** Start of RECORDED DATA **
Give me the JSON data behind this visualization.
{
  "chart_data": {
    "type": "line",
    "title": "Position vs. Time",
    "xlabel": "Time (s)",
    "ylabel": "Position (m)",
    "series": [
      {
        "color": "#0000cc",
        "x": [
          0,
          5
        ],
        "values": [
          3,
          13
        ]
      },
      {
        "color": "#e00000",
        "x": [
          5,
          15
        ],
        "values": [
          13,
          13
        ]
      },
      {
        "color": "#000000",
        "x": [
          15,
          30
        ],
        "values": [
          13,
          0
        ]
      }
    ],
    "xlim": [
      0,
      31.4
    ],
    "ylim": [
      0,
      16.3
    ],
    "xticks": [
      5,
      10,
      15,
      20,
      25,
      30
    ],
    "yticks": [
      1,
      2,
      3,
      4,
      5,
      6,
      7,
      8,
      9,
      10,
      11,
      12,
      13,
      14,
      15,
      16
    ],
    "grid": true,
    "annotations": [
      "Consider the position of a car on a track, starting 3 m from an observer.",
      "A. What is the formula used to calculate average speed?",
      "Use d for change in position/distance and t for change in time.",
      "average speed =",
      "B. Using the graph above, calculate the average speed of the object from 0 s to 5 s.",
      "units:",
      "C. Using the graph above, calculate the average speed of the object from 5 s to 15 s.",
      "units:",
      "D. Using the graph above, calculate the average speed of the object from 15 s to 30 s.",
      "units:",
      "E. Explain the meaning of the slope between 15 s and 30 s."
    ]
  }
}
** End of RECORDED DATA **
_TASK BRIEF:_
Locate the string "graph" in the listing above and copy every line where it occurs.

_FINAL ANSWER:_
      "B. Using the graph above, calculate the average speed of the object from 0 s to 5 s.",
      "C. Using the graph above, calculate the average speed of the object from 5 s to 15 s.",
      "D. Using the graph above, calculate the average speed of the object from 15 s to 30 s.",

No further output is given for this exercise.